Exercise prompt » List every section heading in the text on memorizing kanji, in the order they appear.

Extract to read »
Heisig goes through some of them but I think it’s important to know the actual meaning of the radical before starting to memorize kanji. Knowing what the radicals mean allows you to have more options in crafting stories that will actually make you remember.

I’d personally say learn like the first major 50 radicals and just throw yourself into learning kanji and picking up the kanji radicals you don’t know along the way.

The best way to do that to learn is to go to jisho.org and type in “#Kanji 友達(or whatever kanji you don’t know” where it breaks it down into particles for you to memorize.

And then they use that kanji to build other kanji (and the cycle continues until it’s just a blob of ink.)

But the reason why I say you should learn this first is that it gives you more options to craft better stories.

Have A General Idea Of The Stroke Order

Now this one isn’t too important but it’s important to at least have a general idea of how to write each kanji.

The reason why you want to do this is that you want to “write” the kanji in your head correctly so that it will be easier to remember.

It’s going to feel strange at first but after a couple of hundred kanji you are going to get a feel of how to actually write each kanji.

The Different Techniques You Can Use To Help You Memorize Kanji

Let’s finally learn the specific techniques that you will use to make your kanji memorizing experience a whole lot better. And these techniques is like eating at a buffet. You pick and choose the ones that work for each specific kanji you encounter.

These are the techniques I personally used to create emotionally packed stories fast.

But remember, the best method is using whatever tools you have to help you remember kanji longer.

So let’s get started.

How To Remember The Kanji Placement Correctly

Let’s take a look at the kanji below.

慰める

なぐさめる (To comfort)

So here we have the military office (尉) on top and heart (心) on the bottom and what I would do is create a story where I imagine a military officer stepping on a heart while comforting someone (quite a disturbing story…)

But let’s say you didn’t know that the top portion was a military officer. Then what you would do is you would want to create a story with the top portion meaning “military officer.”

So I would break the kanji radicals like this

  • 示 (Show → Ritual Table)
  • 寸 (Measurement → Glue)
  • 尸 (Corpse → Flag)

And pay attention to where I place each kanji radicals in my story. For example, I would remember an American flag over a ritual table with a fallen American military officer laying there towards the left side. There would be many American military officers surrounding them in a circle holding Elmer’s glue in their right hand. And then all of them would be stepping on a heart (now it’s really gruesome!)

But let’s say I have a problem and I keep mixing up the kanji radicals… for instance, if I keep forgetting 寸 is to the right side. What I would do is create even more hints that glue is to the right side and create a giant Elmer’s glue bottle right next to this entire story. It’s weird… but effective for memorizing.

And the solution is to keep on piling hints until you are able to remember that 寸 is towards the right side of the kanji. 

When The Radicals Have Abstract Meanings Making It Difficult To Make Stories

Now it’s always important to know the actual meaning of the kanji radical but sometimes it’s just too difficult to associate that kanji radical with an abstract meaning. Take this kanji for example: 

  • 手 (Hand)
  • 由 (Wherefore; Reason)
  • Meaning: To Pluck

Now you would be able to kinda create an image with a left hand but how are you going to associate this abstract kanji with an abstract meaning like wherefore? 

Let’s say you want to outsmart me and associate “Wherefore → Hamlet’s way of speaking” and all you have to do is imagine Hamlet plucking something right?

The only problem with this method is that it is going to be incredibly difficult to associate whenever another kanji uses this radical.

Provided material »
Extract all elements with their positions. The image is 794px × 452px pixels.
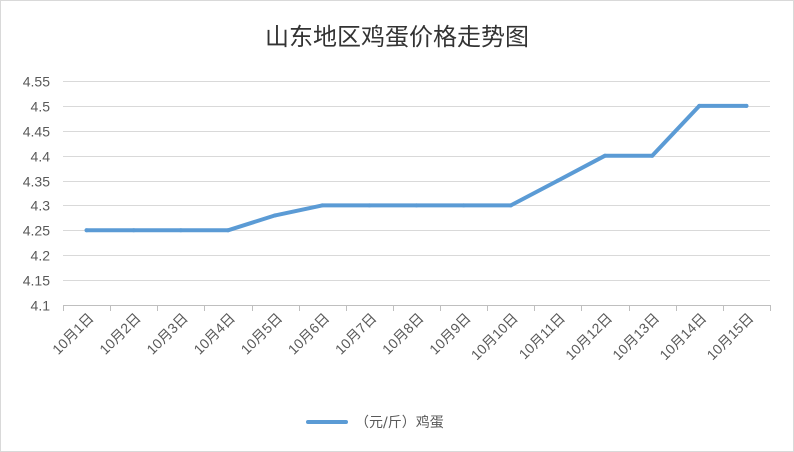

In response »
1. Have A General Idea Of The Stroke Order
2. The Different Techniques You Can Use To Help You Memorize Kanji
3. How To Remember The Kanji Placement Correctly
4. When The Radicals Have Abstract Meanings Making It Difficult To Make Stories